* [Exercise]: Lines that contain the string "Adequacy" are to be copied; leave out all others.

* [Items from a dataset]:
## start
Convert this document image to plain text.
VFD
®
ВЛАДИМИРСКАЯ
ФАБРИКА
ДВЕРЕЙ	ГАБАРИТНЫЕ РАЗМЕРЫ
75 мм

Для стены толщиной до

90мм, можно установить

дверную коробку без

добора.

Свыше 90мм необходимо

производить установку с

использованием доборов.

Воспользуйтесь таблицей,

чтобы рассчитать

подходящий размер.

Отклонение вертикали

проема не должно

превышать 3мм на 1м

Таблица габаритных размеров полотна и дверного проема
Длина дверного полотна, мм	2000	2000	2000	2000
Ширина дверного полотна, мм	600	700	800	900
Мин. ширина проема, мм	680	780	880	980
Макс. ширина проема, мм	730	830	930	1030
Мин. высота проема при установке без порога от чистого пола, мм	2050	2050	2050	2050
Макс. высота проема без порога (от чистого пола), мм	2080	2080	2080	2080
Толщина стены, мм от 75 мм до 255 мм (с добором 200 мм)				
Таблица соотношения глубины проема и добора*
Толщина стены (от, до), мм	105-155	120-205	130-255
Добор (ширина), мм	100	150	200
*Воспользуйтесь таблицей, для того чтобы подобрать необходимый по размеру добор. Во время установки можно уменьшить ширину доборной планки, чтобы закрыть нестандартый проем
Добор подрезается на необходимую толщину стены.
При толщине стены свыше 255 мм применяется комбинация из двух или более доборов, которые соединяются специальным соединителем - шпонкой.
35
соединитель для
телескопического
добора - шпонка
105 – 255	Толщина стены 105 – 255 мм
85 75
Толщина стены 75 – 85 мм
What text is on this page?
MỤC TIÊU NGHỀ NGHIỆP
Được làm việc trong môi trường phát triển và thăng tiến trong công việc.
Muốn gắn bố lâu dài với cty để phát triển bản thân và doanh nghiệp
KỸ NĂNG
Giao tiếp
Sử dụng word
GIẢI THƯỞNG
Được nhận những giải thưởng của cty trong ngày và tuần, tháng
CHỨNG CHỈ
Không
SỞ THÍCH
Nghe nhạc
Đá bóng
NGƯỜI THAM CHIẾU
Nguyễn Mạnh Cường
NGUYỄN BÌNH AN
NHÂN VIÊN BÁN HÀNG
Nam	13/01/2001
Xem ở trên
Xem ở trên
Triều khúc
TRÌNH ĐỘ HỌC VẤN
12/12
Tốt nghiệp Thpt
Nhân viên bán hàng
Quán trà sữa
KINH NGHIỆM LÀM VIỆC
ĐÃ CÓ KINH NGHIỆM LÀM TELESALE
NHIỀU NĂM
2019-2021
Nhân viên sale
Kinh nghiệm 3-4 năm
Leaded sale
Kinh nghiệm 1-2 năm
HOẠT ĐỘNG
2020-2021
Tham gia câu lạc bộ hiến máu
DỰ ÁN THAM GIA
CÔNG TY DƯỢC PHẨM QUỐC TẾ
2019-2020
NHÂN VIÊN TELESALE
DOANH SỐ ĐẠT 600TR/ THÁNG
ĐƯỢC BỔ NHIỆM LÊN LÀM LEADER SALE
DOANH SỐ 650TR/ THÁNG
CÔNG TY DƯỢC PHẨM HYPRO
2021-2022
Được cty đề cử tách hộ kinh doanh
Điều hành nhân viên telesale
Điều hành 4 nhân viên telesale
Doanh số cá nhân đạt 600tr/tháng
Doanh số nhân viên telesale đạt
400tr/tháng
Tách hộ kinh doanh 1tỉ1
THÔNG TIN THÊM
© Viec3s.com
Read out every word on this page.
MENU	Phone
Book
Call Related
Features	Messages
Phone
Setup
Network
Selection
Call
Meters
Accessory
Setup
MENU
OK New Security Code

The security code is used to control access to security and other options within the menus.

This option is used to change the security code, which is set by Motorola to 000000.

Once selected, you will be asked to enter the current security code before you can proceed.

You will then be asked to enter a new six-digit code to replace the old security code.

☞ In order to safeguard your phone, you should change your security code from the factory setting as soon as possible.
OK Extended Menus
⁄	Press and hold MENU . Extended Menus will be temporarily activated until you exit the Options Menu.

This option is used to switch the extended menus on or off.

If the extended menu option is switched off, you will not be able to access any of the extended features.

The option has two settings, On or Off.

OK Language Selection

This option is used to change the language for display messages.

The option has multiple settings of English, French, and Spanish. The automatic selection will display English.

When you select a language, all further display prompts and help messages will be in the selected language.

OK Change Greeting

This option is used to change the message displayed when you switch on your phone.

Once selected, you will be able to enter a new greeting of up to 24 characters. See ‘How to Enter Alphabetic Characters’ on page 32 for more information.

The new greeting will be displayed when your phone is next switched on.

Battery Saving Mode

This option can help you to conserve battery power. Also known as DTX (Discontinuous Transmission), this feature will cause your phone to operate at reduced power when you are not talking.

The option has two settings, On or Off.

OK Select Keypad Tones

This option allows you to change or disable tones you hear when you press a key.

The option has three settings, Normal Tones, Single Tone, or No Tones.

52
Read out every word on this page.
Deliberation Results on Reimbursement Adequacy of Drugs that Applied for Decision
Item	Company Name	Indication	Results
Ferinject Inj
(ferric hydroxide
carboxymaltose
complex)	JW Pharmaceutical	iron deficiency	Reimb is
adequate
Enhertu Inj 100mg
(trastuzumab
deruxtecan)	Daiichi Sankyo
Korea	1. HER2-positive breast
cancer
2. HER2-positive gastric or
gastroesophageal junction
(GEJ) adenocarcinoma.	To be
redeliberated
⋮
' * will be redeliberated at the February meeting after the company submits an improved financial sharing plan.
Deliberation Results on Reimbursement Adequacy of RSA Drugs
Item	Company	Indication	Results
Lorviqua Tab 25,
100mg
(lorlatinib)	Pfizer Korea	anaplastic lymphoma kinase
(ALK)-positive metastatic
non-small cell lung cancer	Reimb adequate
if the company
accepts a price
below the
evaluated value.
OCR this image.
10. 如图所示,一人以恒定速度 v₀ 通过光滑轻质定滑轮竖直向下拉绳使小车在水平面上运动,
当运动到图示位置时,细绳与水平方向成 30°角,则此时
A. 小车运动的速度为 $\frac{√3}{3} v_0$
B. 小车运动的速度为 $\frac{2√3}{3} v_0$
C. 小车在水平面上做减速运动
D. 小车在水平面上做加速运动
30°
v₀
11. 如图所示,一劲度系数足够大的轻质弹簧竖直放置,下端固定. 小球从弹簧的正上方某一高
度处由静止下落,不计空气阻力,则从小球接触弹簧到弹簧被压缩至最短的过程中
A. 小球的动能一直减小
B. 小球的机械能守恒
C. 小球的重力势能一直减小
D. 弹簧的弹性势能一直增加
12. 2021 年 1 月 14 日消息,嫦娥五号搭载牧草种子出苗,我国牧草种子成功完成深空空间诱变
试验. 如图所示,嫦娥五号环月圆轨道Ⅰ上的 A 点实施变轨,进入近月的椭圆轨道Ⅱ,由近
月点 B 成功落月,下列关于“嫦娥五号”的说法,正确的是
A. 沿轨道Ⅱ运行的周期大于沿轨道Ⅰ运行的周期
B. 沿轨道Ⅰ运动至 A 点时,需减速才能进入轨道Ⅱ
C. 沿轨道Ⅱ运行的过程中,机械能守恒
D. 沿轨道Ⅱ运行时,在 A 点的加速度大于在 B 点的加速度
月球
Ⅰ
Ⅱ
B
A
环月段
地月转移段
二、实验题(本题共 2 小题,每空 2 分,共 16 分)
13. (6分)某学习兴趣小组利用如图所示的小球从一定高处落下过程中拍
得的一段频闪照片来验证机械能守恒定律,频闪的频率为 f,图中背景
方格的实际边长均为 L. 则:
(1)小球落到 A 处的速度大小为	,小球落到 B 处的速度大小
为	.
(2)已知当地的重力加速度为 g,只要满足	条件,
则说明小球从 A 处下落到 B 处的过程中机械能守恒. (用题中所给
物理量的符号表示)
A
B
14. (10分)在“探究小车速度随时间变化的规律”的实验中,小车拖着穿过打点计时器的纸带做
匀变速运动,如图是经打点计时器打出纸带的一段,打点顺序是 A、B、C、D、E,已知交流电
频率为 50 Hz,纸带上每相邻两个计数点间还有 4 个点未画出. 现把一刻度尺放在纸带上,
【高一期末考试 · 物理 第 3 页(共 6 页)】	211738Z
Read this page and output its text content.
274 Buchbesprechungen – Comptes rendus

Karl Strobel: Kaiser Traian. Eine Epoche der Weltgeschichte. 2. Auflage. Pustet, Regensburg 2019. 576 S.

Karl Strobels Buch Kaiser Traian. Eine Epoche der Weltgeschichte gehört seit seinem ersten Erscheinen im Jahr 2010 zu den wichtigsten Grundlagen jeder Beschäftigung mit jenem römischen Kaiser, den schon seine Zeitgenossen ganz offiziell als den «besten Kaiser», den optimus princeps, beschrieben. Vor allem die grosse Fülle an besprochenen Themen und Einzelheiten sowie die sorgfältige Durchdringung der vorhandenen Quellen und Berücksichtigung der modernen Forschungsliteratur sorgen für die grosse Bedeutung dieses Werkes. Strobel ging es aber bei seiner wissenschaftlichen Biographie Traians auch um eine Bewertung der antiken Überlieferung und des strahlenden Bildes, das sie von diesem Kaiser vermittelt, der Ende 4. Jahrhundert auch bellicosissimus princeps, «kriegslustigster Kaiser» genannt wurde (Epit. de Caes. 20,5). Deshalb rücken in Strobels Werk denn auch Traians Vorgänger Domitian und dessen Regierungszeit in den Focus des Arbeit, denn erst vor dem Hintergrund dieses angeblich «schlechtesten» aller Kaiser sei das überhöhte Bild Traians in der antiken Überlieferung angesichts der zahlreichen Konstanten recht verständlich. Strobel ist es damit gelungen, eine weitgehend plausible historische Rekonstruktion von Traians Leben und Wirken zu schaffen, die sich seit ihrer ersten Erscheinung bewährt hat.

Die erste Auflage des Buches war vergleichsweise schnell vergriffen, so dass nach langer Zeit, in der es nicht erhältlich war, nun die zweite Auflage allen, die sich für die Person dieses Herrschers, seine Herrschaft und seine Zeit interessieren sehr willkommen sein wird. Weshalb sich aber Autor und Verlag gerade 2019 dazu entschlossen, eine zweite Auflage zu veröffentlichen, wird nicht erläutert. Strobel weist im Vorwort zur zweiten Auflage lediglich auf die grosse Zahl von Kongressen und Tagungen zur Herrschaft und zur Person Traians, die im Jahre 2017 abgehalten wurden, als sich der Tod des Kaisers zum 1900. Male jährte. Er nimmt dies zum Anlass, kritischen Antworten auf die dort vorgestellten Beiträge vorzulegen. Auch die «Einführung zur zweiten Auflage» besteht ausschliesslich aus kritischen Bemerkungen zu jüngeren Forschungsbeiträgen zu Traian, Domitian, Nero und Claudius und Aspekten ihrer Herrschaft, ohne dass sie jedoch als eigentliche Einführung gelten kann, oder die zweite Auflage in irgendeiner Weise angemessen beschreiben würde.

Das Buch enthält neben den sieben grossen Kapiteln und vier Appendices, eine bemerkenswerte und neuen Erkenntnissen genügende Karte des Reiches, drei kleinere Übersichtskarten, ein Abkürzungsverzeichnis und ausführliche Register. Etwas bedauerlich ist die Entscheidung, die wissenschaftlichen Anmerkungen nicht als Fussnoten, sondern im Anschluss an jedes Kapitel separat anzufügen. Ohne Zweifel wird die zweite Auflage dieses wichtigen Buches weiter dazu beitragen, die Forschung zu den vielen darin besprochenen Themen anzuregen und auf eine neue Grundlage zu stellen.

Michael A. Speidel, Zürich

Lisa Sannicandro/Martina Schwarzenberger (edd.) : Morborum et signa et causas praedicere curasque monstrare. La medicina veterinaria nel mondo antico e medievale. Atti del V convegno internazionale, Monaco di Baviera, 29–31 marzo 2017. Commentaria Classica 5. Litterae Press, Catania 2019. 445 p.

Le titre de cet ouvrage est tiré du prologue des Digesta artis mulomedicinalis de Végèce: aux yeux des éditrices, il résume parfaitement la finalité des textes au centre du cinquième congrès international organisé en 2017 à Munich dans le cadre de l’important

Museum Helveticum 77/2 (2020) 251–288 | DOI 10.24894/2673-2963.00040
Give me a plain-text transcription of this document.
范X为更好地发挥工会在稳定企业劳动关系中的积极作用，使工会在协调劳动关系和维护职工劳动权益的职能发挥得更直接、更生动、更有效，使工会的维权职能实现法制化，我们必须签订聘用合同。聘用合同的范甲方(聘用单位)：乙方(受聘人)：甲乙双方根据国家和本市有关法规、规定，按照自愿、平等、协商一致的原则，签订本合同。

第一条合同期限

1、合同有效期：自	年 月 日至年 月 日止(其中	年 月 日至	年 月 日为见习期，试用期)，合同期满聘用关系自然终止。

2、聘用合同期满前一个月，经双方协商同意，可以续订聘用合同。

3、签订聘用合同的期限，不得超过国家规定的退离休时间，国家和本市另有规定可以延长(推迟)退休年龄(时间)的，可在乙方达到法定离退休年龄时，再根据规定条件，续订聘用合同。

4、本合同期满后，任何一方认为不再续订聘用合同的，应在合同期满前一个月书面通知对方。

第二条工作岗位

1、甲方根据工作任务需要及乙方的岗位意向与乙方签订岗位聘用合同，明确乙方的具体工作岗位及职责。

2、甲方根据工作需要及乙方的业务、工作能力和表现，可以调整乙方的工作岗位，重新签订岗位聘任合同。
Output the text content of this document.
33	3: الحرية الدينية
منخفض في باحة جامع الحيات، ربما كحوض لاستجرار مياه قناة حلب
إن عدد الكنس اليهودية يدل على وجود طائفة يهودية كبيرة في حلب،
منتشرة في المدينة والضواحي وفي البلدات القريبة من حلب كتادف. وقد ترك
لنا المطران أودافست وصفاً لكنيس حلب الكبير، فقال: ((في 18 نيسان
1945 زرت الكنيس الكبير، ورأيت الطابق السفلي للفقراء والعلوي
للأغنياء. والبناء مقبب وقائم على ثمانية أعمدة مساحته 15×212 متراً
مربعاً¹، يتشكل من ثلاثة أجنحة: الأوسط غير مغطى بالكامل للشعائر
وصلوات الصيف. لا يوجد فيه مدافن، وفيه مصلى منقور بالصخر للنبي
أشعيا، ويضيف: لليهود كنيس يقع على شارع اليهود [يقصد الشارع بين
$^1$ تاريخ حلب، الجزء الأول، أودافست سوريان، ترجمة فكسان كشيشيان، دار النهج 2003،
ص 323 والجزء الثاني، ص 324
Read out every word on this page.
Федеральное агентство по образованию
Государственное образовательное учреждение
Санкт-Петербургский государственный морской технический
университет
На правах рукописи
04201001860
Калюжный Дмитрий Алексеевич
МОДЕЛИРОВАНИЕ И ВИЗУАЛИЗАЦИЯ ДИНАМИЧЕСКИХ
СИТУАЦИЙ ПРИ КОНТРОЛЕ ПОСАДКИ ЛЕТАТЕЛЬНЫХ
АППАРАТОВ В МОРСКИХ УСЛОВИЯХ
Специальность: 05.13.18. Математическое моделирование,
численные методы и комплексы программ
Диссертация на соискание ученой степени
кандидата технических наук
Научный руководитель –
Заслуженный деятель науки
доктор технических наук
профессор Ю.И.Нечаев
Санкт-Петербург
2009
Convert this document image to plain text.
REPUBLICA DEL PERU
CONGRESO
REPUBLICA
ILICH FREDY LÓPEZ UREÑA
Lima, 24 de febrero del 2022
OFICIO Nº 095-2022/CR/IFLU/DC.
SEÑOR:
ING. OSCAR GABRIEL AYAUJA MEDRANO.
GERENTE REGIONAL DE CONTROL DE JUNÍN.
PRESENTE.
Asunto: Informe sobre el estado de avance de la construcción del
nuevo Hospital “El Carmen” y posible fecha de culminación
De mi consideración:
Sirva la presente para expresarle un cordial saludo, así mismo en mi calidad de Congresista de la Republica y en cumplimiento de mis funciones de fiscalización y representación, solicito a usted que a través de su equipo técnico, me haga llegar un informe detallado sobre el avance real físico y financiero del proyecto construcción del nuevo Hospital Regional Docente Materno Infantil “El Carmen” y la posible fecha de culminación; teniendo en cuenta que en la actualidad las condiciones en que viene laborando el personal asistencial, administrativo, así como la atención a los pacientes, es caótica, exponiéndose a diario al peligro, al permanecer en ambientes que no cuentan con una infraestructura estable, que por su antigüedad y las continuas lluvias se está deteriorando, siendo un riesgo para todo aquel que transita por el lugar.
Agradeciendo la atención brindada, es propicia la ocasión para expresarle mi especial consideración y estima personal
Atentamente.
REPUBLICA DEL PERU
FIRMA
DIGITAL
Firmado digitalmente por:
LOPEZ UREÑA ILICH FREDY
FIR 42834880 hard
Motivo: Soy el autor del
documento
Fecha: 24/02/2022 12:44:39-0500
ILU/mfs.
## end
* [Answer to the task]:
Deliberation Results on Reimbursement Adequacy of Drugs that Applied for Decision
Deliberation Results on Reimbursement Adequacy of RSA Drugs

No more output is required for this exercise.